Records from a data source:
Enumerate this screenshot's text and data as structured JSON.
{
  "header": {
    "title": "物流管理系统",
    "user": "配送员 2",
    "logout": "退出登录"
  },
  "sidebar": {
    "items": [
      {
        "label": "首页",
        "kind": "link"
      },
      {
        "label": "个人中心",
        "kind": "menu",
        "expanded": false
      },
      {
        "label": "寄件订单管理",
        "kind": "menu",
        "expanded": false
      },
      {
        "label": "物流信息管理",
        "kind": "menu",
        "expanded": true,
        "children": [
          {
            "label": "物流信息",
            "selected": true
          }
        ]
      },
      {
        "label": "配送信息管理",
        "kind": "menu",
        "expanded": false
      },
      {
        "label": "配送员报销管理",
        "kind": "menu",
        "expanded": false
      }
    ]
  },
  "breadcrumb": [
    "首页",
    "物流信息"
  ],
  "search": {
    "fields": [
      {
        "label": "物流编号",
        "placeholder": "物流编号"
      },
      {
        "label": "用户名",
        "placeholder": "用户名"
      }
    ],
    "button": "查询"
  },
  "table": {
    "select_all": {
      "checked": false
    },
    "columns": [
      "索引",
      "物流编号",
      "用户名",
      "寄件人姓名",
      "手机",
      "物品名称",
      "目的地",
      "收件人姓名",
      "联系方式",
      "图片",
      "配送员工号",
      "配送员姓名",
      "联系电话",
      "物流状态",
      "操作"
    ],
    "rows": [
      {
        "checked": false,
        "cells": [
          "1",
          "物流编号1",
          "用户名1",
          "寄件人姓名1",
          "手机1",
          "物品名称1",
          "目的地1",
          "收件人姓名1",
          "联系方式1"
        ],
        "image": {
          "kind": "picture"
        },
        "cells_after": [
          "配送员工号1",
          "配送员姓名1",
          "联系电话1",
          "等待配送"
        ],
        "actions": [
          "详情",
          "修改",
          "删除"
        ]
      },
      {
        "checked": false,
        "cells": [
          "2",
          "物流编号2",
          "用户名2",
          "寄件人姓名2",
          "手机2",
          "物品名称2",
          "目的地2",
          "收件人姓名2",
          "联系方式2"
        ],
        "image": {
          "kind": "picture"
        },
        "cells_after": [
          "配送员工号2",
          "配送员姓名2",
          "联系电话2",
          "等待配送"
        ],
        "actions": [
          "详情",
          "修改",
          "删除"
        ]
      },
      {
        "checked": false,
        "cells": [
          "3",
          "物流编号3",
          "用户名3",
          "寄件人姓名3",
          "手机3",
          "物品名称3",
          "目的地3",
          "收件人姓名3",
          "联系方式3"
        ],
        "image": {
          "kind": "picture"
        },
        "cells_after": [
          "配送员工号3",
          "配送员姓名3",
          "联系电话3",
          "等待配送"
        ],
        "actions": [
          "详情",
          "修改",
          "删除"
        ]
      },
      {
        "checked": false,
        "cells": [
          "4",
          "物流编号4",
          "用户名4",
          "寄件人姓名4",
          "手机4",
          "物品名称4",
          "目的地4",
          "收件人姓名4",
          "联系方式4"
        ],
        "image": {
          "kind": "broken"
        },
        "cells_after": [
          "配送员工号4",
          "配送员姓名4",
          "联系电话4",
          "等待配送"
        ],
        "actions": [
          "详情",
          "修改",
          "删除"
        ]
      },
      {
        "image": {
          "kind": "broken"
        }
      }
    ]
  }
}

▸ **Exercise directions**
Transcribe all of the lines in the records precisely.

▸ **Solution to this problem**
Enumerate this screenshot's text and data as structured JSON.
{
  "header": {
    "title": "物流管理系统",
    "user": "配送员 2",
    "logout": "退出登录"
  },
  "sidebar": {
    "items": [
      {
        "label": "首页",
        "kind": "link"
      },
      {
        "label": "个人中心",
        "kind": "menu",
        "expanded": false
      },
      {
        "label": "寄件订单管理",
        "kind": "menu",
        "expanded": false
      },
      {
        "label": "物流信息管理",
        "kind": "menu",
        "expanded": true,
        "children": [
          {
            "label": "物流信息",
            "selected": true
          }
        ]
      },
      {
        "label": "配送信息管理",
        "kind": "menu",
        "expanded": false
      },
      {
        "label": "配送员报销管理",
        "kind": "menu",
        "expanded": false
      }
    ]
  },
  "breadcrumb": [
    "首页",
    "物流信息"
  ],
  "search": {
    "fields": [
      {
        "label": "物流编号",
        "placeholder": "物流编号"
      },
      {
        "label": "用户名",
        "placeholder": "用户名"
      }
    ],
    "button": "查询"
  },
  "table": {
    "select_all": {
      "checked": false
    },
    "columns": [
      "索引",
      "物流编号",
      "用户名",
      "寄件人姓名",
      "手机",
      "物品名称",
      "目的地",
      "收件人姓名",
      "联系方式",
      "图片",
      "配送员工号",
      "配送员姓名",
      "联系电话",
      "物流状态",
      "操作"
    ],
    "rows": [
      {
        "checked": false,
        "cells": [
          "1",
          "物流编号1",
          "用户名1",
          "寄件人姓名1",
          "手机1",
          "物品名称1",
          "目的地1",
          "收件人姓名1",
          "联系方式1"
        ],
        "image": {
          "kind": "picture"
        },
        "cells_after": [
          "配送员工号1",
          "配送员姓名1",
          "联系电话1",
          "等待配送"
        ],
        "actions": [
          "详情",
          "修改",
          "删除"
        ]
      },
      {
        "checked": false,
        "cells": [
          "2",
          "物流编号2",
          "用户名2",
          "寄件人姓名2",
          "手机2",
          "物品名称2",
          "目的地2",
          "收件人姓名2",
          "联系方式2"
        ],
        "image": {
          "kind": "picture"
        },
        "cells_after": [
          "配送员工号2",
          "配送员姓名2",
          "联系电话2",
          "等待配送"
        ],
        "actions": [
          "详情",
          "修改",
          "删除"
        ]
      },
      {
        "checked": false,
        "cells": [
          "3",
          "物流编号3",
          "用户名3",
          "寄件人姓名3",
          "手机3",
          "物品名称3",
          "目的地3",
          "收件人姓名3",
          "联系方式3"
        ],
        "image": {
          "kind": "picture"
        },
        "cells_after": [
          "配送员工号3",
          "配送员姓名3",
          "联系电话3",
          "等待配送"
        ],
        "actions": [
          "详情",
          "修改",
          "删除"
        ]
      },
      {
        "checked": false,
        "cells": [
          "4",
          "物流编号4",
          "用户名4",
          "寄件人姓名4",
          "手机4",
          "物品名称4",
          "目的地4",
          "收件人姓名4",
          "联系方式4"
        ],
        "image": {
          "kind": "broken"
        },
        "cells_after": [
          "配送员工号4",
          "配送员姓名4",
          "联系电话4",
          "等待配送"
        ],
        "actions": [
          "详情",
          "修改",
          "删除"
        ]
      },
      {
        "image": {
          "kind": "broken"
        }
      }
    ]
  }
}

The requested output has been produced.